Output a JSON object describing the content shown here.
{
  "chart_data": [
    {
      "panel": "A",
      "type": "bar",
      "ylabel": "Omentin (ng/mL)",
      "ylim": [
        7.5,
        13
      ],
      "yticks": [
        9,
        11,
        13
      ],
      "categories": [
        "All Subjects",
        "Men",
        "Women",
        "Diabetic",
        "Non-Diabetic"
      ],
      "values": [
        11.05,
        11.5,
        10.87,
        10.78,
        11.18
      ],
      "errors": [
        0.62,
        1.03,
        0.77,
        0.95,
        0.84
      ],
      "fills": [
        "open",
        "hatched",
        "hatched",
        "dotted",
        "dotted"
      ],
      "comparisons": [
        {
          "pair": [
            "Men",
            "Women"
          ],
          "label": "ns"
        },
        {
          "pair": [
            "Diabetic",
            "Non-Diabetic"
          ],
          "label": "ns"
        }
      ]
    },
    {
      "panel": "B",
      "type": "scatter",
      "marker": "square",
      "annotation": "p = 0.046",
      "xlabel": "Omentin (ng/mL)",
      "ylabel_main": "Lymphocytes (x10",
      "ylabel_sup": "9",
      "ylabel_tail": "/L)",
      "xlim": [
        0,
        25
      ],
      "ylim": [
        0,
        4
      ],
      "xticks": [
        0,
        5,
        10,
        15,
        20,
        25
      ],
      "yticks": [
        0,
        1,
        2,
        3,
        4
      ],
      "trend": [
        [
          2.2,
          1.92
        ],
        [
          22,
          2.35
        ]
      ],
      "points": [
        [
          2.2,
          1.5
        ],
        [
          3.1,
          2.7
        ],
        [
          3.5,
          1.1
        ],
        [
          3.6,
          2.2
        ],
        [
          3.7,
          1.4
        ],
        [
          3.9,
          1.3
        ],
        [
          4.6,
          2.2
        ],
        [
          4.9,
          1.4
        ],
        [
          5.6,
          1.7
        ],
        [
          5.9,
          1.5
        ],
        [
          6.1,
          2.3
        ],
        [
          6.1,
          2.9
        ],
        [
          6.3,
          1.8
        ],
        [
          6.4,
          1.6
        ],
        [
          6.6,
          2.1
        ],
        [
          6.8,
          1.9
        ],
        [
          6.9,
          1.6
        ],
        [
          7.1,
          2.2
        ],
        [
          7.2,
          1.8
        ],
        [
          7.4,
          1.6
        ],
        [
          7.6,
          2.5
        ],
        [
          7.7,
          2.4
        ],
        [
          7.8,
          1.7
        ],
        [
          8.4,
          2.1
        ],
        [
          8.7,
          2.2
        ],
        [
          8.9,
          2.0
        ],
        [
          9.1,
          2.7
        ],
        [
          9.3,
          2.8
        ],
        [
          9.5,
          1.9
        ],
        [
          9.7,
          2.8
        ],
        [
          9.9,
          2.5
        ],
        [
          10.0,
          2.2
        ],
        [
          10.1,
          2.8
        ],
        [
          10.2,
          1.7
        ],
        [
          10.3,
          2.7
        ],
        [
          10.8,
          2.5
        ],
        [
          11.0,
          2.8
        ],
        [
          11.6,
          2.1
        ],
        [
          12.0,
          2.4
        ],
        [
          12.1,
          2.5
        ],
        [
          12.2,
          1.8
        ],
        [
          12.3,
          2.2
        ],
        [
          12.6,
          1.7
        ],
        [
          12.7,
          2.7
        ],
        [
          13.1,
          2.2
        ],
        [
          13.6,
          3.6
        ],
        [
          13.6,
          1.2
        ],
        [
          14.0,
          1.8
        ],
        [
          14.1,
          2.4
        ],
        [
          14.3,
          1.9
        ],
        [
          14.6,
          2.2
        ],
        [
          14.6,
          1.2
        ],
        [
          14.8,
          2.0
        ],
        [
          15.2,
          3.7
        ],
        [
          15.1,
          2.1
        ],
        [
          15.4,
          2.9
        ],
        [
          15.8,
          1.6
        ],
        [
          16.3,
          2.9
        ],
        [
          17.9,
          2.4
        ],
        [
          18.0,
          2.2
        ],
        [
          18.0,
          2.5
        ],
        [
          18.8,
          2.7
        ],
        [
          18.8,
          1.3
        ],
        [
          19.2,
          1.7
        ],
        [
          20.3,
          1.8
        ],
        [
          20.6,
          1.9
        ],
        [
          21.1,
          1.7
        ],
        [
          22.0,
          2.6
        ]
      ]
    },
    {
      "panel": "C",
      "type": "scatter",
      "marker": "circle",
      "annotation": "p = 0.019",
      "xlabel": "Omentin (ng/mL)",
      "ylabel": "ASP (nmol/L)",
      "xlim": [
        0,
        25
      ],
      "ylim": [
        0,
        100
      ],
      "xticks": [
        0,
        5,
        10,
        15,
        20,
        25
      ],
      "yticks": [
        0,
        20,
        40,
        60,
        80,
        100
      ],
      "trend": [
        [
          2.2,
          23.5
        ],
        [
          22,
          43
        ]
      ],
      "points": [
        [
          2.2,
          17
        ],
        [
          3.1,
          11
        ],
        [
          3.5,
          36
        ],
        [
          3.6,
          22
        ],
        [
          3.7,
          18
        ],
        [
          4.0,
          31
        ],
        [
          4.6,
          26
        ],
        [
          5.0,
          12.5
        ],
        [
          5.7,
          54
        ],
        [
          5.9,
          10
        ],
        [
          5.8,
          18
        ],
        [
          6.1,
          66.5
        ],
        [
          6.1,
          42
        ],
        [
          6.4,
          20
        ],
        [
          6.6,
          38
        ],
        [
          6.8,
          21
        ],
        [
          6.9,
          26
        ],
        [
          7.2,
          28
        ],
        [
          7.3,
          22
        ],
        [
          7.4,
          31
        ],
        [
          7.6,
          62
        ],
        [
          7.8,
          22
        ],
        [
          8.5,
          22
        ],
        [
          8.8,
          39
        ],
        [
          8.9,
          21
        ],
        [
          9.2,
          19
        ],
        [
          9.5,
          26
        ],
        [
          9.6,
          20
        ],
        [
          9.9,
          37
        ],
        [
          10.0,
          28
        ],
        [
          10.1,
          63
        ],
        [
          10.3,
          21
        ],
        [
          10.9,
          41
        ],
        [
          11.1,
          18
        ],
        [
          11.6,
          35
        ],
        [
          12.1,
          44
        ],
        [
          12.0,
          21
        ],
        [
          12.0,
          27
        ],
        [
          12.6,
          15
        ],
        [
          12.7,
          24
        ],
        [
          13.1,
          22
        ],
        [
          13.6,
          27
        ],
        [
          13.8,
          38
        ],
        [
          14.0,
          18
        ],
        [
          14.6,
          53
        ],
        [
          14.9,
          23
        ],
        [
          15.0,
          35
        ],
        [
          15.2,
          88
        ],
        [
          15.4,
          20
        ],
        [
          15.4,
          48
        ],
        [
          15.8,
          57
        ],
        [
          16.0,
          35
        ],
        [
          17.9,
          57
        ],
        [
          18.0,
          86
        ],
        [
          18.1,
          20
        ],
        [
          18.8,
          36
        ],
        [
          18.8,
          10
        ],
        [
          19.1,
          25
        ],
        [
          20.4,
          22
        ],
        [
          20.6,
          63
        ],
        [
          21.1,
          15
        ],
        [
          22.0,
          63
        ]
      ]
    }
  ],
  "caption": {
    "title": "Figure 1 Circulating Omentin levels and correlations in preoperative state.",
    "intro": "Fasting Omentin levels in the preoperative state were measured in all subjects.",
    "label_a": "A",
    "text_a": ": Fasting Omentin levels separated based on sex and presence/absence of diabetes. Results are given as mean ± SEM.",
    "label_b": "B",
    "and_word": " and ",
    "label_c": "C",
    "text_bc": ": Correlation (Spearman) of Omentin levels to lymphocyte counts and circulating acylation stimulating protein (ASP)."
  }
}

Task statement: Copy the records above, keeping every word the same.

Response:
Output a JSON object describing the content shown here.
{
  "chart_data": [
    {
      "panel": "A",
      "type": "bar",
      "ylabel": "Omentin (ng/mL)",
      "ylim": [
        7.5,
        13
      ],
      "yticks": [
        9,
        11,
        13
      ],
      "categories": [
        "All Subjects",
        "Men",
        "Women",
        "Diabetic",
        "Non-Diabetic"
      ],
      "values": [
        11.05,
        11.5,
        10.87,
        10.78,
        11.18
      ],
      "errors": [
        0.62,
        1.03,
        0.77,
        0.95,
        0.84
      ],
      "fills": [
        "open",
        "hatched",
        "hatched",
        "dotted",
        "dotted"
      ],
      "comparisons": [
        {
          "pair": [
            "Men",
            "Women"
          ],
          "label": "ns"
        },
        {
          "pair": [
            "Diabetic",
            "Non-Diabetic"
          ],
          "label": "ns"
        }
      ]
    },
    {
      "panel": "B",
      "type": "scatter",
      "marker": "square",
      "annotation": "p = 0.046",
      "xlabel": "Omentin (ng/mL)",
      "ylabel_main": "Lymphocytes (x10",
      "ylabel_sup": "9",
      "ylabel_tail": "/L)",
      "xlim": [
        0,
        25
      ],
      "ylim": [
        0,
        4
      ],
      "xticks": [
        0,
        5,
        10,
        15,
        20,
        25
      ],
      "yticks": [
        0,
        1,
        2,
        3,
        4
      ],
      "trend": [
        [
          2.2,
          1.92
        ],
        [
          22,
          2.35
        ]
      ],
      "points": [
        [
          2.2,
          1.5
        ],
        [
          3.1,
          2.7
        ],
        [
          3.5,
          1.1
        ],
        [
          3.6,
          2.2
        ],
        [
          3.7,
          1.4
        ],
        [
          3.9,
          1.3
        ],
        [
          4.6,
          2.2
        ],
        [
          4.9,
          1.4
        ],
        [
          5.6,
          1.7
        ],
        [
          5.9,
          1.5
        ],
        [
          6.1,
          2.3
        ],
        [
          6.1,
          2.9
        ],
        [
          6.3,
          1.8
        ],
        [
          6.4,
          1.6
        ],
        [
          6.6,
          2.1
        ],
        [
          6.8,
          1.9
        ],
        [
          6.9,
          1.6
        ],
        [
          7.1,
          2.2
        ],
        [
          7.2,
          1.8
        ],
        [
          7.4,
          1.6
        ],
        [
          7.6,
          2.5
        ],
        [
          7.7,
          2.4
        ],
        [
          7.8,
          1.7
        ],
        [
          8.4,
          2.1
        ],
        [
          8.7,
          2.2
        ],
        [
          8.9,
          2.0
        ],
        [
          9.1,
          2.7
        ],
        [
          9.3,
          2.8
        ],
        [
          9.5,
          1.9
        ],
        [
          9.7,
          2.8
        ],
        [
          9.9,
          2.5
        ],
        [
          10.0,
          2.2
        ],
        [
          10.1,
          2.8
        ],
        [
          10.2,
          1.7
        ],
        [
          10.3,
          2.7
        ],
        [
          10.8,
          2.5
        ],
        [
          11.0,
          2.8
        ],
        [
          11.6,
          2.1
        ],
        [
          12.0,
          2.4
        ],
        [
          12.1,
          2.5
        ],
        [
          12.2,
          1.8
        ],
        [
          12.3,
          2.2
        ],
        [
          12.6,
          1.7
        ],
        [
          12.7,
          2.7
        ],
        [
          13.1,
          2.2
        ],
        [
          13.6,
          3.6
        ],
        [
          13.6,
          1.2
        ],
        [
          14.0,
          1.8
        ],
        [
          14.1,
          2.4
        ],
        [
          14.3,
          1.9
        ],
        [
          14.6,
          2.2
        ],
        [
          14.6,
          1.2
        ],
        [
          14.8,
          2.0
        ],
        [
          15.2,
          3.7
        ],
        [
          15.1,
          2.1
        ],
        [
          15.4,
          2.9
        ],
        [
          15.8,
          1.6
        ],
        [
          16.3,
          2.9
        ],
        [
          17.9,
          2.4
        ],
        [
          18.0,
          2.2
        ],
        [
          18.0,
          2.5
        ],
        [
          18.8,
          2.7
        ],
        [
          18.8,
          1.3
        ],
        [
          19.2,
          1.7
        ],
        [
          20.3,
          1.8
        ],
        [
          20.6,
          1.9
        ],
        [
          21.1,
          1.7
        ],
        [
          22.0,
          2.6
        ]
      ]
    },
    {
      "panel": "C",
      "type": "scatter",
      "marker": "circle",
      "annotation": "p = 0.019",
      "xlabel": "Omentin (ng/mL)",
      "ylabel": "ASP (nmol/L)",
      "xlim": [
        0,
        25
      ],
      "ylim": [
        0,
        100
      ],
      "xticks": [
        0,
        5,
        10,
        15,
        20,
        25
      ],
      "yticks": [
        0,
        20,
        40,
        60,
        80,
        100
      ],
      "trend": [
        [
          2.2,
          23.5
        ],
        [
          22,
          43
        ]
      ],
      "points": [
        [
          2.2,
          17
        ],
        [
          3.1,
          11
        ],
        [
          3.5,
          36
        ],
        [
          3.6,
          22
        ],
        [
          3.7,
          18
        ],
        [
          4.0,
          31
        ],
        [
          4.6,
          26
        ],
        [
          5.0,
          12.5
        ],
        [
          5.7,
          54
        ],
        [
          5.9,
          10
        ],
        [
          5.8,
          18
        ],
        [
          6.1,
          66.5
        ],
        [
          6.1,
          42
        ],
        [
          6.4,
          20
        ],
        [
          6.6,
          38
        ],
        [
          6.8,
          21
        ],
        [
          6.9,
          26
        ],
        [
          7.2,
          28
        ],
        [
          7.3,
          22
        ],
        [
          7.4,
          31
        ],
        [
          7.6,
          62
        ],
        [
          7.8,
          22
        ],
        [
          8.5,
          22
        ],
        [
          8.8,
          39
        ],
        [
          8.9,
          21
        ],
        [
          9.2,
          19
        ],
        [
          9.5,
          26
        ],
        [
          9.6,
          20
        ],
        [
          9.9,
          37
        ],
        [
          10.0,
          28
        ],
        [
          10.1,
          63
        ],
        [
          10.3,
          21
        ],
        [
          10.9,
          41
        ],
        [
          11.1,
          18
        ],
        [
          11.6,
          35
        ],
        [
          12.1,
          44
        ],
        [
          12.0,
          21
        ],
        [
          12.0,
          27
        ],
        [
          12.6,
          15
        ],
        [
          12.7,
          24
        ],
        [
          13.1,
          22
        ],
        [
          13.6,
          27
        ],
        [
          13.8,
          38
        ],
        [
          14.0,
          18
        ],
        [
          14.6,
          53
        ],
        [
          14.9,
          23
        ],
        [
          15.0,
          35
        ],
        [
          15.2,
          88
        ],
        [
          15.4,
          20
        ],
        [
          15.4,
          48
        ],
        [
          15.8,
          57
        ],
        [
          16.0,
          35
        ],
        [
          17.9,
          57
        ],
        [
          18.0,
          86
        ],
        [
          18.1,
          20
        ],
        [
          18.8,
          36
        ],
        [
          18.8,
          10
        ],
        [
          19.1,
          25
        ],
        [
          20.4,
          22
        ],
        [
          20.6,
          63
        ],
        [
          21.1,
          15
        ],
        [
          22.0,
          63
        ]
      ]
    }
  ],
  "caption": {
    "title": "Figure 1 Circulating Omentin levels and correlations in preoperative state.",
    "intro": "Fasting Omentin levels in the preoperative state were measured in all subjects.",
    "label_a": "A",
    "text_a": ": Fasting Omentin levels separated based on sex and presence/absence of diabetes. Results are given as mean ± SEM.",
    "label_b": "B",
    "and_word": " and ",
    "label_c": "C",
    "text_bc": ": Correlation (Spearman) of Omentin levels to lymphocyte counts and circulating acylation stimulating protein (ASP)."
  }
}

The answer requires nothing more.